TASK BRIEF:
Using the data beneath, show every line that includes the word "will".

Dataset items
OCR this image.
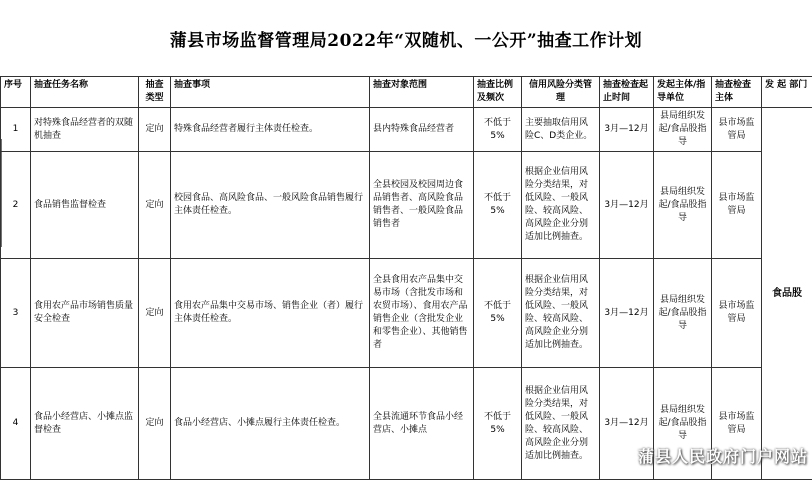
蒲县市场监督管理局2022年“双随机、一公开”抽查工作计划
序号	抽查任务名称	抽查类型	抽查事项	抽查对象范围	抽查比例及频次	信用风险分类管理	抽查检查起止时间	发起主体/指导单位	抽查检查主体	发 起 部门
1	对特殊食品经营者的双随机抽查	定向	特殊食品经营者履行主体责任检查。	县内特殊食品经营者	不低于5%	主要抽取信用风险C、D类企业。	3月—12月	县局组织发起/食品股指导	县市场监管局	食品股
2	食品销售监督检查	定向	校园食品、高风险食品、一般风险食品销售履行主体责任检查。	全县校园及校园周边食品销售者、高风险食品销售者、一般风险食品销售者	不低于5%	根据企业信用风险分类结果，对低风险、一般风险、较高风险、高风险企业分别适加比例抽查。	3月—12月	县局组织发起/食品股指导	县市场监管局	
3	食用农产品市场销售质量安全检查	定向	食用农产品集中交易市场、销售企业（者）履行主体责任检查。	全县食用农产品集中交易市场（含批发市场和农贸市场）、食用农产品销售企业（含批发企业和零售企业）、其他销售者	不低于5%	根据企业信用风险分类结果，对低风险、一般风险、较高风险、高风险企业分别适加比例抽查。	3月—12月	县局组织发起/食品股指导	县市场监管局	
4	食品小经营店、小摊点监督检查	定向	食品小经营店、小摊点履行主体责任检查。	全县流通环节食品小经营店、小摊点	不低于5%	根据企业信用风险分类结果，对低风险、一般风险、较高风险、高风险企业分别适加比例抽查。	3月—12月	县局组织发起/食品股指导	县市场监管局	
蒲县人民政府门户网站
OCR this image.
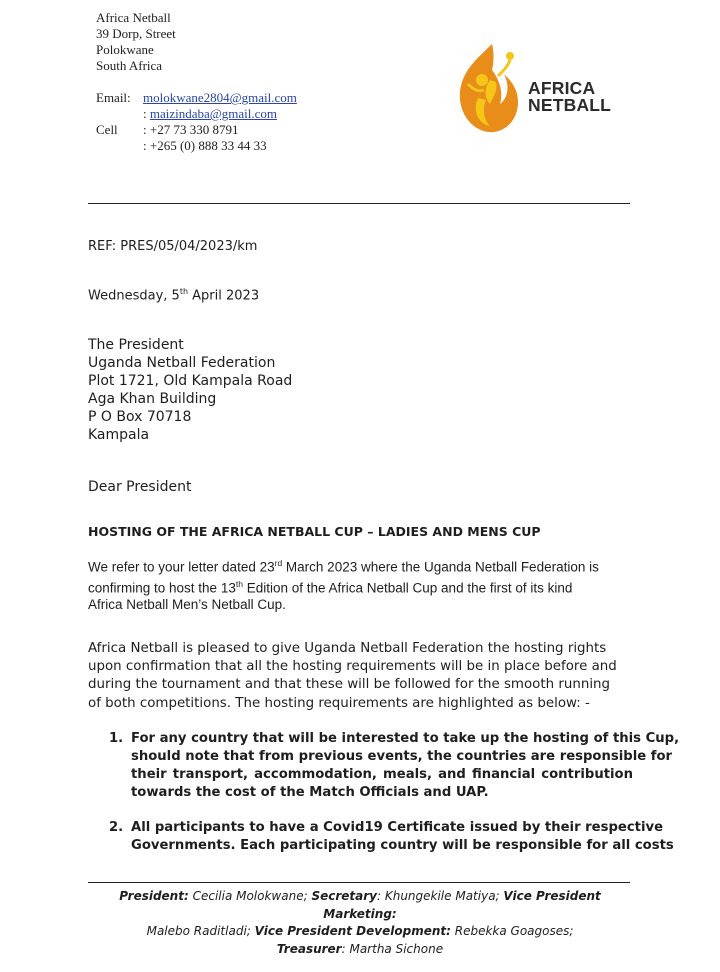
Africa Netball
39 Dorp, Street
Polokwane
South Africa
Email: molokwane2804@gmail.com
: maizindaba@gmail.com
Cell : +27 73 330 8791
: +265 (0) 888 33 44 33
AFRICA
NETBALL
REF: PRES/05/04/2023/km
Wednesday, 5th April 2023
The President
Uganda Netball Federation
Plot 1721, Old Kampala Road
Aga Khan Building
P O Box 70718
Kampala
Dear President
HOSTING OF THE AFRICA NETBALL CUP – LADIES AND MENS CUP
We refer to your letter dated 23rd March 2023 where the Uganda Netball Federation is
confirming to host the 13th Edition of the Africa Netball Cup and the first of its kind
Africa Netball Men’s Netball Cup.
Africa Netball is pleased to give Uganda Netball Federation the hosting rights
upon confirmation that all the hosting requirements will be in place before and
during the tournament and that these will be followed for the smooth running
of both competitions. The hosting requirements are highlighted as below: -
1. For any country that will be interested to take up the hosting of this Cup,
should note that from previous events, the countries are responsible for
their transport, accommodation, meals, and financial contribution
towards the cost of the Match Officials and UAP.
2. All participants to have a Covid19 Certificate issued by their respective
Governments. Each participating country will be responsible for all costs
President: Cecilia Molokwane; Secretary: Khungekile Matiya; Vice President Marketing:
Malebo Raditladi; Vice President Development: Rebekka Goagoses;
Treasurer: Martha Sichone
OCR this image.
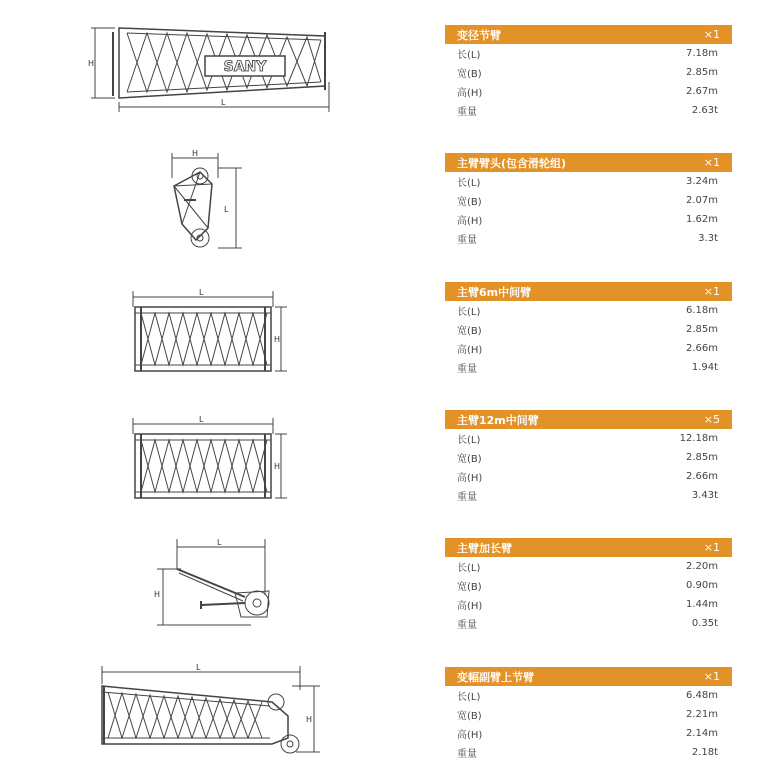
H
L
SANY
变径节臂	×1
长(L)	7.18m
宽(B)	2.85m
高(H)	2.67m
重量	2.63t
H
L
主臂臂头(包含滑轮组)	×1
长(L)	3.24m
宽(B)	2.07m
高(H)	1.62m
重量	3.3t
L
H
主臂6m中间臂	×1
长(L)	6.18m
宽(B)	2.85m
高(H)	2.66m
重量	1.94t
L
H
主臂12m中间臂	×5
长(L)	12.18m
宽(B)	2.85m
高(H)	2.66m
重量	3.43t
L
H
主臂加长臂	×1
长(L)	2.20m
宽(B)	0.90m
高(H)	1.44m
重量	0.35t
L
H
变幅副臂上节臂	×1
长(L)	6.48m
宽(B)	2.21m
高(H)	2.14m
重量	2.18t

ANSWER TO THIS EXERCISE:
upon confirmation that all the hosting requirements will be in place before and
during the tournament and that these will be followed for the smooth running
1. For any country that will be interested to take up the hosting of this Cup,
Governments. Each participating country will be responsible for all costs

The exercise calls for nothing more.